## Recorded data
'''

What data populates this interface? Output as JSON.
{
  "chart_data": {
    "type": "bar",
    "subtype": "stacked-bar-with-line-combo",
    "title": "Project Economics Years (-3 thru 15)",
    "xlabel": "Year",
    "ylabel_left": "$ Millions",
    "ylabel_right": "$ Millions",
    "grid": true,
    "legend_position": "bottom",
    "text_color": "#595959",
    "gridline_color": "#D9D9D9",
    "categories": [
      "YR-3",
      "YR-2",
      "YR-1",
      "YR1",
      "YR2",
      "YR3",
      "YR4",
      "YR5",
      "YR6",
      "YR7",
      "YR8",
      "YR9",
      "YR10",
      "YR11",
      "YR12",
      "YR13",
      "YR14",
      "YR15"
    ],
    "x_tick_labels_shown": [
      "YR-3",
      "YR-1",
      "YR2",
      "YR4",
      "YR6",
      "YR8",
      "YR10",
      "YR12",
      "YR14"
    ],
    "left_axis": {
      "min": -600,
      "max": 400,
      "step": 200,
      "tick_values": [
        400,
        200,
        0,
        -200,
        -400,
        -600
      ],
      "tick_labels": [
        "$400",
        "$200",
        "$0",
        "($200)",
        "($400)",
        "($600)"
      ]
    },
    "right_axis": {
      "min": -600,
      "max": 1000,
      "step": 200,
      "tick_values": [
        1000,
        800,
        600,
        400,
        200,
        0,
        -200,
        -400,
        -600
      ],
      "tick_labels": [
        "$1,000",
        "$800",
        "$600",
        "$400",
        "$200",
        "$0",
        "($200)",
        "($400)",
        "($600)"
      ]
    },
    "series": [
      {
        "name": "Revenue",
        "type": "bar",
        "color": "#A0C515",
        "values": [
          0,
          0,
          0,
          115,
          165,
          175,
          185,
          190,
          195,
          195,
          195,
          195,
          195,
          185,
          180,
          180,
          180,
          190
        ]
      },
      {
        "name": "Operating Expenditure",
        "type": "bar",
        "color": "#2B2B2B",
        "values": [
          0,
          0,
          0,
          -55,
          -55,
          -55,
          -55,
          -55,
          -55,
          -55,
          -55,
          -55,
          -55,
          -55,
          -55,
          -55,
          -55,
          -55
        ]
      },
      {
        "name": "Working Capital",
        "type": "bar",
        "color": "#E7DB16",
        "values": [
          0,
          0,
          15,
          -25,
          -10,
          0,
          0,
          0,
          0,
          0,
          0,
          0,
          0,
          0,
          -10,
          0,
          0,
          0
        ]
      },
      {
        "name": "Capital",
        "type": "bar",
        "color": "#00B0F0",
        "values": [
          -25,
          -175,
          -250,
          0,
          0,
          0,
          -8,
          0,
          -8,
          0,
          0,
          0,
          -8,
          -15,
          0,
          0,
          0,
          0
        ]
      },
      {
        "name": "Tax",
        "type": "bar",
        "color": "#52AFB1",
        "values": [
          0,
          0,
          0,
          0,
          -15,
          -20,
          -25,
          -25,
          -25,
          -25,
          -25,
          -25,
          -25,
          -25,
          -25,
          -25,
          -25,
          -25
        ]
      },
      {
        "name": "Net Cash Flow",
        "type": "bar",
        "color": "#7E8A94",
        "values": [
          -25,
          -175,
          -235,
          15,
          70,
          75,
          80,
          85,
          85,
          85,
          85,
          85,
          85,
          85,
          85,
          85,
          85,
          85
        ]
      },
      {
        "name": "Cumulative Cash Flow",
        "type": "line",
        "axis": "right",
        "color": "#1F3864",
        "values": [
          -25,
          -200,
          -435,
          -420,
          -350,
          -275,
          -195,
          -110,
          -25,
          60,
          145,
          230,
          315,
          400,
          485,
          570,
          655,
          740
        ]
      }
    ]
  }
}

'''

## Do this
Copy all data exactly, start to finish.

## Complete output
What data populates this interface? Output as JSON.
{
  "chart_data": {
    "type": "bar",
    "subtype": "stacked-bar-with-line-combo",
    "title": "Project Economics Years (-3 thru 15)",
    "xlabel": "Year",
    "ylabel_left": "$ Millions",
    "ylabel_right": "$ Millions",
    "grid": true,
    "legend_position": "bottom",
    "text_color": "#595959",
    "gridline_color": "#D9D9D9",
    "categories": [
      "YR-3",
      "YR-2",
      "YR-1",
      "YR1",
      "YR2",
      "YR3",
      "YR4",
      "YR5",
      "YR6",
      "YR7",
      "YR8",
      "YR9",
      "YR10",
      "YR11",
      "YR12",
      "YR13",
      "YR14",
      "YR15"
    ],
    "x_tick_labels_shown": [
      "YR-3",
      "YR-1",
      "YR2",
      "YR4",
      "YR6",
      "YR8",
      "YR10",
      "YR12",
      "YR14"
    ],
    "left_axis": {
      "min": -600,
      "max": 400,
      "step": 200,
      "tick_values": [
        400,
        200,
        0,
        -200,
        -400,
        -600
      ],
      "tick_labels": [
        "$400",
        "$200",
        "$0",
        "($200)",
        "($400)",
        "($600)"
      ]
    },
    "right_axis": {
      "min": -600,
      "max": 1000,
      "step": 200,
      "tick_values": [
        1000,
        800,
        600,
        400,
        200,
        0,
        -200,
        -400,
        -600
      ],
      "tick_labels": [
        "$1,000",
        "$800",
        "$600",
        "$400",
        "$200",
        "$0",
        "($200)",
        "($400)",
        "($600)"
      ]
    },
    "series": [
      {
        "name": "Revenue",
        "type": "bar",
        "color": "#A0C515",
        "values": [
          0,
          0,
          0,
          115,
          165,
          175,
          185,
          190,
          195,
          195,
          195,
          195,
          195,
          185,
          180,
          180,
          180,
          190
        ]
      },
      {
        "name": "Operating Expenditure",
        "type": "bar",
        "color": "#2B2B2B",
        "values": [
          0,
          0,
          0,
          -55,
          -55,
          -55,
          -55,
          -55,
          -55,
          -55,
          -55,
          -55,
          -55,
          -55,
          -55,
          -55,
          -55,
          -55
        ]
      },
      {
        "name": "Working Capital",
        "type": "bar",
        "color": "#E7DB16",
        "values": [
          0,
          0,
          15,
          -25,
          -10,
          0,
          0,
          0,
          0,
          0,
          0,
          0,
          0,
          0,
          -10,
          0,
          0,
          0
        ]
      },
      {
        "name": "Capital",
        "type": "bar",
        "color": "#00B0F0",
        "values": [
          -25,
          -175,
          -250,
          0,
          0,
          0,
          -8,
          0,
          -8,
          0,
          0,
          0,
          -8,
          -15,
          0,
          0,
          0,
          0
        ]
      },
      {
        "name": "Tax",
        "type": "bar",
        "color": "#52AFB1",
        "values": [
          0,
          0,
          0,
          0,
          -15,
          -20,
          -25,
          -25,
          -25,
          -25,
          -25,
          -25,
          -25,
          -25,
          -25,
          -25,
          -25,
          -25
        ]
      },
      {
        "name": "Net Cash Flow",
        "type": "bar",
        "color": "#7E8A94",
        "values": [
          -25,
          -175,
          -235,
          15,
          70,
          75,
          80,
          85,
          85,
          85,
          85,
          85,
          85,
          85,
          85,
          85,
          85,
          85
        ]
      },
      {
        "name": "Cumulative Cash Flow",
        "type": "line",
        "axis": "right",
        "color": "#1F3864",
        "values": [
          -25,
          -200,
          -435,
          -420,
          -350,
          -275,
          -195,
          -110,
          -25,
          60,
          145,
          230,
          315,
          400,
          485,
          570,
          655,
          740
        ]
      }
    ]
  }
}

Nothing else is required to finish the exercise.